— What you will do —
In the entries below, count each line holding the word "Daily". Answer with the total alone.

** Start of Material shown **

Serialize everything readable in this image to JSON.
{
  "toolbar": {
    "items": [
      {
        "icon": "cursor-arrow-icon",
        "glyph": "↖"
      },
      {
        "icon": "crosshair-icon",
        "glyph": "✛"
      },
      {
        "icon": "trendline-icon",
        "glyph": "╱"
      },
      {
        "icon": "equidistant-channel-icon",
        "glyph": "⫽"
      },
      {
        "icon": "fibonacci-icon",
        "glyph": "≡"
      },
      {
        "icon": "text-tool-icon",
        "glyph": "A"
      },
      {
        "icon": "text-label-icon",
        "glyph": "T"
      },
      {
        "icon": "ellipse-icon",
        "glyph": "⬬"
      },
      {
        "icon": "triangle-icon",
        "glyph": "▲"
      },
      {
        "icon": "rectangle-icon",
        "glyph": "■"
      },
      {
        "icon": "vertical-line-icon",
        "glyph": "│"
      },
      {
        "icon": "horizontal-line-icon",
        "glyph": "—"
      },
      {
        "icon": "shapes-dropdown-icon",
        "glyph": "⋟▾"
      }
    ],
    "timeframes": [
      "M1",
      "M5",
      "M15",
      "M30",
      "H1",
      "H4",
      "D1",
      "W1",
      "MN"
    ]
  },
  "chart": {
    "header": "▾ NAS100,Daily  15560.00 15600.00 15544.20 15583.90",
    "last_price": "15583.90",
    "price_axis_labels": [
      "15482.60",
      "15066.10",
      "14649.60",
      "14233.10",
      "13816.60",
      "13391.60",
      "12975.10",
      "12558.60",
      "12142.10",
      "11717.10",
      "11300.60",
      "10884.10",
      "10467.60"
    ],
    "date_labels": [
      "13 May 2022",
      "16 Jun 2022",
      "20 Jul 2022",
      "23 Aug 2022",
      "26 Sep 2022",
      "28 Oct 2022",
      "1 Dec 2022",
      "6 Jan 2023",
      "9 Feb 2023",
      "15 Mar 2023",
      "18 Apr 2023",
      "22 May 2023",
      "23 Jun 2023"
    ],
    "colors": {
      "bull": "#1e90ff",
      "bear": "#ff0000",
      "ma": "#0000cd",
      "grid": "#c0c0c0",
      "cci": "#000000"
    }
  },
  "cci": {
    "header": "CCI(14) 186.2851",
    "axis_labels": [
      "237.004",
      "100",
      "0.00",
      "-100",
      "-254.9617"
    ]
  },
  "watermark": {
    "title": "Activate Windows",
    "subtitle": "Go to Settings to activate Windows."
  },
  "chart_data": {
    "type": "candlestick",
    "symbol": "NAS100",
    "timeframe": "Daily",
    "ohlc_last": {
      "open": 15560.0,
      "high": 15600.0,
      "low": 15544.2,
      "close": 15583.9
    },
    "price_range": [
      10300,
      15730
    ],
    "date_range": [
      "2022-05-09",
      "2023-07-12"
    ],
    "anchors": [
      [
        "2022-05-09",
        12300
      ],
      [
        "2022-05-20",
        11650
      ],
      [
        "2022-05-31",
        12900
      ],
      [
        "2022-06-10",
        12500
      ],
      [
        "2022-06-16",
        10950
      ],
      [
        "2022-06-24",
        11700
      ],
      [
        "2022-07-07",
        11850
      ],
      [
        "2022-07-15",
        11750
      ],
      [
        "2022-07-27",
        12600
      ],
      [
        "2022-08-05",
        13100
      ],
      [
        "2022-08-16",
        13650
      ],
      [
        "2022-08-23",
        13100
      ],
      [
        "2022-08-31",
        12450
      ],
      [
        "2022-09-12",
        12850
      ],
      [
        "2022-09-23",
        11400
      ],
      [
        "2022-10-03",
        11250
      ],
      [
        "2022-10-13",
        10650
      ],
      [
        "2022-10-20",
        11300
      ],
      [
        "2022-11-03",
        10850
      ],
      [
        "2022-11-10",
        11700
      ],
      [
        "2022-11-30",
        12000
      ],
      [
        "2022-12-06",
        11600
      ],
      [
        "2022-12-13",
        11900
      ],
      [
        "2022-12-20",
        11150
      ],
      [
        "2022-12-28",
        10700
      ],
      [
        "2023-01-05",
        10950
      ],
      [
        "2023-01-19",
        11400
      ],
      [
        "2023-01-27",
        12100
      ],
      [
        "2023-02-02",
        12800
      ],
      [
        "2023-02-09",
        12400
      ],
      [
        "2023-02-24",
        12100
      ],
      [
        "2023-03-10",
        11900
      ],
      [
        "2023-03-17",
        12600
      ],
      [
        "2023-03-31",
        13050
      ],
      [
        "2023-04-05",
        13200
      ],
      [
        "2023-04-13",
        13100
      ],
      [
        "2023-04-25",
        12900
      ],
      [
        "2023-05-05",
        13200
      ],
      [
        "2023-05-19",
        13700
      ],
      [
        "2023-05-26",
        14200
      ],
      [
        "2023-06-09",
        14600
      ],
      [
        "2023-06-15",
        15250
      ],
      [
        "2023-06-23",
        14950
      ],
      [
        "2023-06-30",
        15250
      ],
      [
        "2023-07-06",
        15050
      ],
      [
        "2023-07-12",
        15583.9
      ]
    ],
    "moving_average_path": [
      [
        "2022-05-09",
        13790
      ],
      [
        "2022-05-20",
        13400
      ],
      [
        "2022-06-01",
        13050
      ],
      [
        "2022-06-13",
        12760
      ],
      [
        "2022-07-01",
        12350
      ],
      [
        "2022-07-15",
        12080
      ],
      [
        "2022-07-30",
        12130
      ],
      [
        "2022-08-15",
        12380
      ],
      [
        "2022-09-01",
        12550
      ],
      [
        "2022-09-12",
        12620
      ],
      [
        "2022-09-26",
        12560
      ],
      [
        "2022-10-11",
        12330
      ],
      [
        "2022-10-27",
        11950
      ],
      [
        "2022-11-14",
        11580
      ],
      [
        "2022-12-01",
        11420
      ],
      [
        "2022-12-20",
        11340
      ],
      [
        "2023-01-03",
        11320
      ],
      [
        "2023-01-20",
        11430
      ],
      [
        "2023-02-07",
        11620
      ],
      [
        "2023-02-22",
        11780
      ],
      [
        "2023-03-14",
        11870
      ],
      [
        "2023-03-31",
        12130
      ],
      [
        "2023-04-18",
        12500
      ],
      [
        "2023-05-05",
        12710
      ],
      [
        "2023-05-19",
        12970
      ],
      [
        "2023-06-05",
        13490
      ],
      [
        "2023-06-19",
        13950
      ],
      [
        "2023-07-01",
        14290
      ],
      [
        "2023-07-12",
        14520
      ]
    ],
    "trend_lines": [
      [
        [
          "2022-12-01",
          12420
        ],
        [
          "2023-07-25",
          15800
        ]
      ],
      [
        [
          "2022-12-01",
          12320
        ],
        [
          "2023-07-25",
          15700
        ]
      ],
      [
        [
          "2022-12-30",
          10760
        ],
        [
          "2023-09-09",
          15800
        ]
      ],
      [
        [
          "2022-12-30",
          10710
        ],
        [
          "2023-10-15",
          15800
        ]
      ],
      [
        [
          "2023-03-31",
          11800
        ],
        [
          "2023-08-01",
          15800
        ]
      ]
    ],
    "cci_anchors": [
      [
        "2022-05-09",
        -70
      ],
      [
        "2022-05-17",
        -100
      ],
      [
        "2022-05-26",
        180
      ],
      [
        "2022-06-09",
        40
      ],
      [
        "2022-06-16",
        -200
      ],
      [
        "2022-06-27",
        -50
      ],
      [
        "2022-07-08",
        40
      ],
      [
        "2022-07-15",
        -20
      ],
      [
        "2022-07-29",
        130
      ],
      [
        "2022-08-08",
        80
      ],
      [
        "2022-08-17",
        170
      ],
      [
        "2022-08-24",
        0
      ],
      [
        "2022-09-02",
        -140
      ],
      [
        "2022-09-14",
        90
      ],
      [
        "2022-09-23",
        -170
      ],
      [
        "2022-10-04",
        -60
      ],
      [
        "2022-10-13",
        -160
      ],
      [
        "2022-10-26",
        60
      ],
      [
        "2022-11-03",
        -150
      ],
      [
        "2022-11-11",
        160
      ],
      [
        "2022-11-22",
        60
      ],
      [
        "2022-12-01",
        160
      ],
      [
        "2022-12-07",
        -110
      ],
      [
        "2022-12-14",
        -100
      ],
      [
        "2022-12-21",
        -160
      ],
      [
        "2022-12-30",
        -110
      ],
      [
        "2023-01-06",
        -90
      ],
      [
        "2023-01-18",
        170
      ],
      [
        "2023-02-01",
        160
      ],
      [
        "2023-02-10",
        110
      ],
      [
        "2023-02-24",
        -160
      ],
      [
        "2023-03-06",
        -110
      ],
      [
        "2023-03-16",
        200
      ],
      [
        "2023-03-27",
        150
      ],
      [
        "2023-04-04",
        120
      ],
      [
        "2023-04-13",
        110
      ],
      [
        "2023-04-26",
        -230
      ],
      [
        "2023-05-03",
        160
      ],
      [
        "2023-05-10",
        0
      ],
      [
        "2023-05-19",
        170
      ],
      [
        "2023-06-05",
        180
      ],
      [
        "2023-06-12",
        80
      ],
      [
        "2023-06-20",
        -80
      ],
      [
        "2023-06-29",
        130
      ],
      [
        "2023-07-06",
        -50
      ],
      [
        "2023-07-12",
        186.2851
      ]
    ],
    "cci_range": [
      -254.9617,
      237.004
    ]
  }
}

** End of Material shown **

— Full output —
2